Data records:
================

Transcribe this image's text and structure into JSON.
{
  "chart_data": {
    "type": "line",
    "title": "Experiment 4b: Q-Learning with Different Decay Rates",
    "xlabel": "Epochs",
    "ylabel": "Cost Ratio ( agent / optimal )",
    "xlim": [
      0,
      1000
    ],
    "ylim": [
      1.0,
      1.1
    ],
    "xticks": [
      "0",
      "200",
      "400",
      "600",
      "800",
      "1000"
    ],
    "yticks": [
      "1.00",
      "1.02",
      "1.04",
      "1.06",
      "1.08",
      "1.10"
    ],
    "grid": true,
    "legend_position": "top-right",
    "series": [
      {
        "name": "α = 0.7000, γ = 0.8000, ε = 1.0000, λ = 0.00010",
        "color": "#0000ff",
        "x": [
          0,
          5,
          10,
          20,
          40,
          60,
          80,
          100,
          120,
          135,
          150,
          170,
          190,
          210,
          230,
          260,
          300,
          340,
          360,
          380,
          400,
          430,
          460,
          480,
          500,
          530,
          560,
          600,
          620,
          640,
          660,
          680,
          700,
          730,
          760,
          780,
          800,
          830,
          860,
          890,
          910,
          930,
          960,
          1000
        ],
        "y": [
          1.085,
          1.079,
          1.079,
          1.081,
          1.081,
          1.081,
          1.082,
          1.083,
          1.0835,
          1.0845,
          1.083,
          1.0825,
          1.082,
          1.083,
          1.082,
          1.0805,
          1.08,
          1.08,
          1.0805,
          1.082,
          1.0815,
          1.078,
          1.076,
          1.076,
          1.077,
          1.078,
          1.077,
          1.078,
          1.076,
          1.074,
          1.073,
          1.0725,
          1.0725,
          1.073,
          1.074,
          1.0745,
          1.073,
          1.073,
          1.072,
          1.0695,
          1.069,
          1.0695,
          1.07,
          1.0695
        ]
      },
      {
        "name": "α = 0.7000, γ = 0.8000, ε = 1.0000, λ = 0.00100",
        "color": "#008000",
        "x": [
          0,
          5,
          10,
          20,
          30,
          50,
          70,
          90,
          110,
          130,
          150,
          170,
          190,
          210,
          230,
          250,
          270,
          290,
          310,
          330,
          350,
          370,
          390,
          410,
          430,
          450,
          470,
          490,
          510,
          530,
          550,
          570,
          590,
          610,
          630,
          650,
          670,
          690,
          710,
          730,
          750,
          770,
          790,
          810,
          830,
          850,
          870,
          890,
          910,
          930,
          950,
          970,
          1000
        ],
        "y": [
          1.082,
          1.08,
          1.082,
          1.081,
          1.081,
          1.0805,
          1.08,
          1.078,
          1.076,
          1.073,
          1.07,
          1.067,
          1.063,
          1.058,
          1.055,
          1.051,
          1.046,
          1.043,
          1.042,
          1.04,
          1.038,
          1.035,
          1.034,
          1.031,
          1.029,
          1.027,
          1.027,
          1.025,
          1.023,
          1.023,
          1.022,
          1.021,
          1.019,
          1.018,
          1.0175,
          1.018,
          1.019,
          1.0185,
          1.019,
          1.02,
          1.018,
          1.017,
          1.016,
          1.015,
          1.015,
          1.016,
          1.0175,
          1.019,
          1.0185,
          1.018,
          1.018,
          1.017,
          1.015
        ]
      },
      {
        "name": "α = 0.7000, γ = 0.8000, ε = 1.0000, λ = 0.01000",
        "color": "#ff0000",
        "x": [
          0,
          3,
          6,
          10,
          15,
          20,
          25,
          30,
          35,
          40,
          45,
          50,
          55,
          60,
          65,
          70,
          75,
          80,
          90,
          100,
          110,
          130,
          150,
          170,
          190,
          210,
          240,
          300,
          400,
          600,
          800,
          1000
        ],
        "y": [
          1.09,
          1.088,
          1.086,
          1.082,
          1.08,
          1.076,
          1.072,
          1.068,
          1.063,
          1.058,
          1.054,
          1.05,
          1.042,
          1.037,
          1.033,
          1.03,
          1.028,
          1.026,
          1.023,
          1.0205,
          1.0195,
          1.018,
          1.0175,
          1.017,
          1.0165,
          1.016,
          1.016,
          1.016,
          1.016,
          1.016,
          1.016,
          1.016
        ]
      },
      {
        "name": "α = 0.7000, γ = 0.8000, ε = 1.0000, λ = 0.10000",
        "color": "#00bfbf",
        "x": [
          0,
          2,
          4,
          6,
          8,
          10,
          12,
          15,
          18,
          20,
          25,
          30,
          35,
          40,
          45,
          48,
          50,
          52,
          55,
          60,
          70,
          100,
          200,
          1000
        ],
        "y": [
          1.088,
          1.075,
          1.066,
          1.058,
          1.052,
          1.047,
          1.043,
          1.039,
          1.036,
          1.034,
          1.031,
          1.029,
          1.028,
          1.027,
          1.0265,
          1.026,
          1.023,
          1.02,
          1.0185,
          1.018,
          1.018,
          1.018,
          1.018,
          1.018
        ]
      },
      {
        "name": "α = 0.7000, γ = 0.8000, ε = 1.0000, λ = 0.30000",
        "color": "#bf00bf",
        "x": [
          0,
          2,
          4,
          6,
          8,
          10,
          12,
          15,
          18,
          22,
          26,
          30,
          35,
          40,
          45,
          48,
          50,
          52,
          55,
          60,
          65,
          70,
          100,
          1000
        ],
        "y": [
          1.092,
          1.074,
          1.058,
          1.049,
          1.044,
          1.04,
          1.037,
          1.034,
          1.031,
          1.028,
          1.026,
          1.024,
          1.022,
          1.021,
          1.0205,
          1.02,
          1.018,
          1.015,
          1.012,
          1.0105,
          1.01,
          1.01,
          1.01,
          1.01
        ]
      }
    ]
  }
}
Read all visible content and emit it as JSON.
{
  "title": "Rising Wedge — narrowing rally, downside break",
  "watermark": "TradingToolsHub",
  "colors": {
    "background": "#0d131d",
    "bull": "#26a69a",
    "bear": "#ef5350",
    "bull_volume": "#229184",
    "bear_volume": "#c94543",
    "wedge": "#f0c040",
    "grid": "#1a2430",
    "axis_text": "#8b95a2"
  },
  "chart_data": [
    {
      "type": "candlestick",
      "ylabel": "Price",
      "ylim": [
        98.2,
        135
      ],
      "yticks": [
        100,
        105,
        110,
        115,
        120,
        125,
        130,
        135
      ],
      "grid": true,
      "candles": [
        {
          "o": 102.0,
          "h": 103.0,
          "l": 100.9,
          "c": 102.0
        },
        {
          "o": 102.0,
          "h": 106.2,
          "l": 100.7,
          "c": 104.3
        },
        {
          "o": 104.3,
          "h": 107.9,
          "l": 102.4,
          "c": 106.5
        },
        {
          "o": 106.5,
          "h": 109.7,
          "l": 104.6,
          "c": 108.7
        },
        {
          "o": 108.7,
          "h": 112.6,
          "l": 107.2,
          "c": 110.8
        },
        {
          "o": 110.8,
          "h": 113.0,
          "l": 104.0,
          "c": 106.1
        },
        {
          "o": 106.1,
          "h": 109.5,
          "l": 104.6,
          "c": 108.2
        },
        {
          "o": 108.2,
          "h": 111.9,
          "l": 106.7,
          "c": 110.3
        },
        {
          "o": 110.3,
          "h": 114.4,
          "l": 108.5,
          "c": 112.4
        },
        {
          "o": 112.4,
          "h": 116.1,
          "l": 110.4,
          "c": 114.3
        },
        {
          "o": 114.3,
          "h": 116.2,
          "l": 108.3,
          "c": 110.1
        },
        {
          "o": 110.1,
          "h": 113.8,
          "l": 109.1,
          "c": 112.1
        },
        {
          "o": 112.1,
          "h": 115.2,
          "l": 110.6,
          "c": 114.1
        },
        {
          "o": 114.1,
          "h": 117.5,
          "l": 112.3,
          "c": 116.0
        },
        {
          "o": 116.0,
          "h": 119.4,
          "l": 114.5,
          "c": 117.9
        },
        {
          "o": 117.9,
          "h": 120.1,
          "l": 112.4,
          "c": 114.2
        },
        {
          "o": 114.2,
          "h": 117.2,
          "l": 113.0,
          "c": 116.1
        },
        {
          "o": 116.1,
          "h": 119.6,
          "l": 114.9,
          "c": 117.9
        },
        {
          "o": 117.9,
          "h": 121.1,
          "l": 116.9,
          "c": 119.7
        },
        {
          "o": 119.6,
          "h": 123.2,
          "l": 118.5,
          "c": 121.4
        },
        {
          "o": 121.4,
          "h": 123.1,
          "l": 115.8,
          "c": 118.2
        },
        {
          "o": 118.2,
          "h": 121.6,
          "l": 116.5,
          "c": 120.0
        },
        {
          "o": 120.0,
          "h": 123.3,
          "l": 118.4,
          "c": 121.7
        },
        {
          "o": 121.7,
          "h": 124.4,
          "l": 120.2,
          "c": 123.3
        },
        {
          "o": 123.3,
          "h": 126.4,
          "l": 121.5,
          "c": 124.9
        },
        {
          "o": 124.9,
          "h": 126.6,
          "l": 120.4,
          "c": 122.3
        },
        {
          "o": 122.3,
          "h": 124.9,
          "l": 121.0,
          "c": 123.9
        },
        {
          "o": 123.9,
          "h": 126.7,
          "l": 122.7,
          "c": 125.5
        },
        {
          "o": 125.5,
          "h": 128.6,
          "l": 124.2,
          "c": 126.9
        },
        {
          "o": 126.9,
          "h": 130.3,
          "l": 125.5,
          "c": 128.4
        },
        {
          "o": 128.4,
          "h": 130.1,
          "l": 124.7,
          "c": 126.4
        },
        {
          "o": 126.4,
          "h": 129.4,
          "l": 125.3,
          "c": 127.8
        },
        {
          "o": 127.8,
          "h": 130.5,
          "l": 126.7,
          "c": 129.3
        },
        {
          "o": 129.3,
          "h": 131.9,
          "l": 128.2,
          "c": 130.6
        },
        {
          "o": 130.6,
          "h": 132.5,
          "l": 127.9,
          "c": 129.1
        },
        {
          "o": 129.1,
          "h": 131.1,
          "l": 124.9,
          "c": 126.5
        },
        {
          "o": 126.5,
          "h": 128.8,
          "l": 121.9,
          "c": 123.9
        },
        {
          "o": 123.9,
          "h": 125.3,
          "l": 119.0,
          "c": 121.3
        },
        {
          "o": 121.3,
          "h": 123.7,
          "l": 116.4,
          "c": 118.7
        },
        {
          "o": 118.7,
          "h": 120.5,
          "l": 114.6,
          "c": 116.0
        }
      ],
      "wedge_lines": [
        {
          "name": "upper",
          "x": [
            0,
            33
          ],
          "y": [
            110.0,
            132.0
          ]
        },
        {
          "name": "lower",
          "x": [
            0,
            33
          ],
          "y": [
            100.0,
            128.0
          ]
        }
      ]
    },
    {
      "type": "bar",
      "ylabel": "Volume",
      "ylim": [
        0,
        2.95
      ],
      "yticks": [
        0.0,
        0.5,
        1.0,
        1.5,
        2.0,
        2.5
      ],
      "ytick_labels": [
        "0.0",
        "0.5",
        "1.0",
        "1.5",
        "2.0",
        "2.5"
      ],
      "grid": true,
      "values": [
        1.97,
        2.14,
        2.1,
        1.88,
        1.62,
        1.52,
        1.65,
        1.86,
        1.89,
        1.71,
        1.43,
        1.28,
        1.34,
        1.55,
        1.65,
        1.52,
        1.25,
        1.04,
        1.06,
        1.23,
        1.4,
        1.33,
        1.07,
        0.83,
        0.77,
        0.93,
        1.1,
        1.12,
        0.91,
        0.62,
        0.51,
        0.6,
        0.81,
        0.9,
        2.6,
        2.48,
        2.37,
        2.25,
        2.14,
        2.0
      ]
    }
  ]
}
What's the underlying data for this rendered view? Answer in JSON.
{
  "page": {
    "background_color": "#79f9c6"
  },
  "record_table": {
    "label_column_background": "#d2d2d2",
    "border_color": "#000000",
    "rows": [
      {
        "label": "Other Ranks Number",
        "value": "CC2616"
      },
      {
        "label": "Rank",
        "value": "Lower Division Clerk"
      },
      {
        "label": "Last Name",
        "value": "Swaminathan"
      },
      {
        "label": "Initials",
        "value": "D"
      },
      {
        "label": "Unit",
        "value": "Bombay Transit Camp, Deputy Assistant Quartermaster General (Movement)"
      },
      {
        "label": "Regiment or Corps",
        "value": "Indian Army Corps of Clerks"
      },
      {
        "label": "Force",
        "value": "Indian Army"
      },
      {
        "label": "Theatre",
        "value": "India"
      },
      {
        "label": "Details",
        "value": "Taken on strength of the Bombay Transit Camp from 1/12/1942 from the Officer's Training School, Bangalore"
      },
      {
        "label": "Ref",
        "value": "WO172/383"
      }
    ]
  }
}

================

→ **Written exercise**: Look above for the line that holds "What's the underlying", then copy it and each line after it exactly, through the last line of the data.

→ **Task output**:
What's the underlying data for this rendered view? Answer in JSON.
{
  "page": {
    "background_color": "#79f9c6"
  },
  "record_table": {
    "label_column_background": "#d2d2d2",
    "border_color": "#000000",
    "rows": [
      {
        "label": "Other Ranks Number",
        "value": "CC2616"
      },
      {
        "label": "Rank",
        "value": "Lower Division Clerk"
      },
      {
        "label": "Last Name",
        "value": "Swaminathan"
      },
      {
        "label": "Initials",
        "value": "D"
      },
      {
        "label": "Unit",
        "value": "Bombay Transit Camp, Deputy Assistant Quartermaster General (Movement)"
      },
      {
        "label": "Regiment or Corps",
        "value": "Indian Army Corps of Clerks"
      },
      {
        "label": "Force",
        "value": "Indian Army"
      },
      {
        "label": "Theatre",
        "value": "India"
      },
      {
        "label": "Details",
        "value": "Taken on strength of the Bombay Transit Camp from 1/12/1942 from the Officer's Training School, Bangalore"
      },
      {
        "label": "Ref",
        "value": "WO172/383"
      }
    ]
  }
}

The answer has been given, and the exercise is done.